> **Request**
Set down all of the data that follows word for word, without the images.

[Saved entries]
☆ ☆ ☆
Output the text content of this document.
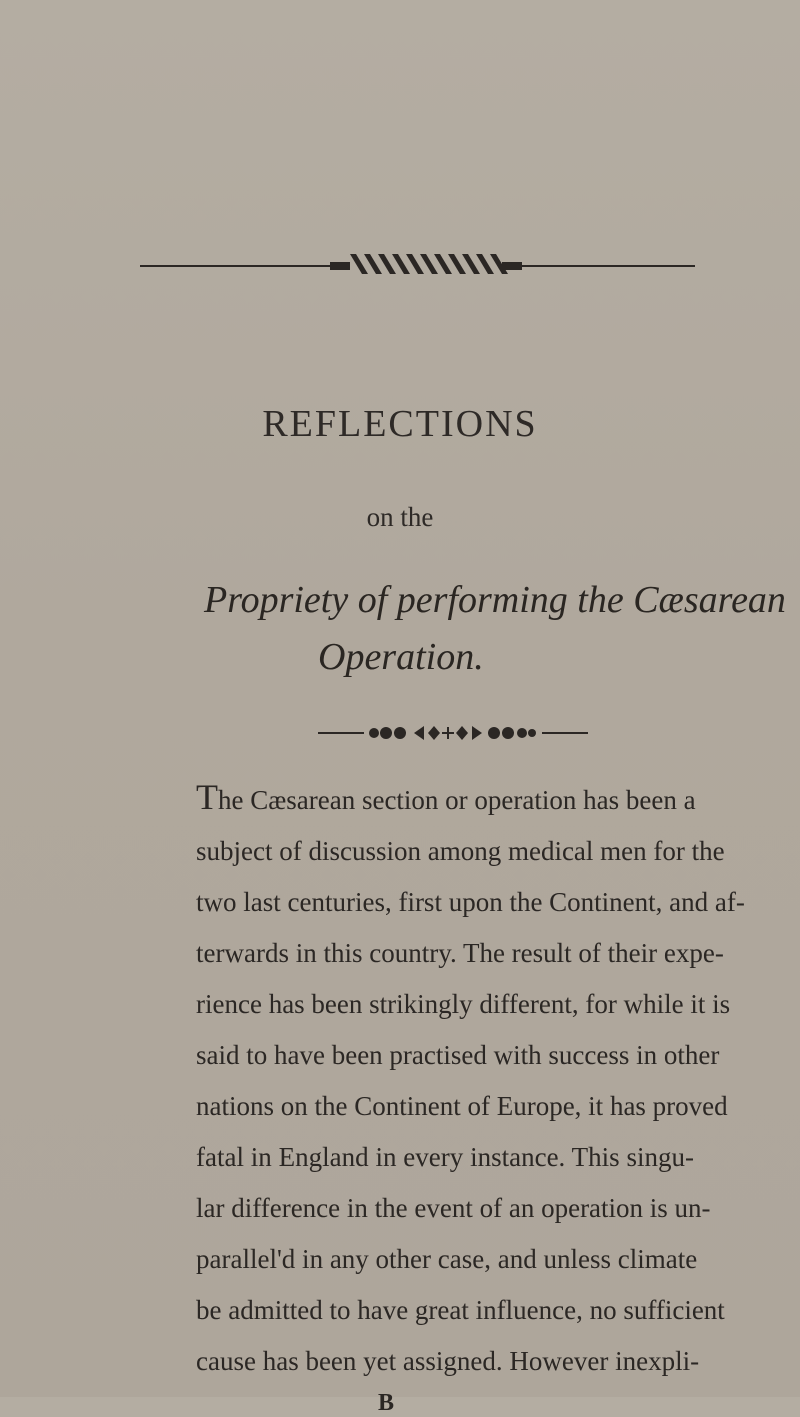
REFLECTIONS
on the
Propriety of performing the Cæsarean
Operation.
The Cæsarean section or operation has been a
subject of discussion among medical men for the
two last centuries, first upon the Continent, and af-
terwards in this country. The result of their expe-
rience has been strikingly different, for while it is
said to have been practised with success in other
nations on the Continent of Europe, it has proved
fatal in England in every instance. This singu-
lar difference in the event of an operation is un-
parallel'd in any other case, and unless climate
be admitted to have great influence, no sufficient
cause has been yet assigned. However inexpli-
B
☆ ☆ ☆
> **Reply to the exercise**
Output the text content of this document.
REFLECTIONS
on the
Propriety of performing the Cæsarean
Operation.
The Cæsarean section or operation has been a
subject of discussion among medical men for the
two last centuries, first upon the Continent, and af-
terwards in this country. The result of their expe-
rience has been strikingly different, for while it is
said to have been practised with success in other
nations on the Continent of Europe, it has proved
fatal in England in every instance. This singu-
lar difference in the event of an operation is un-
parallel'd in any other case, and unless climate
be admitted to have great influence, no sufficient
cause has been yet assigned. However inexpli-
B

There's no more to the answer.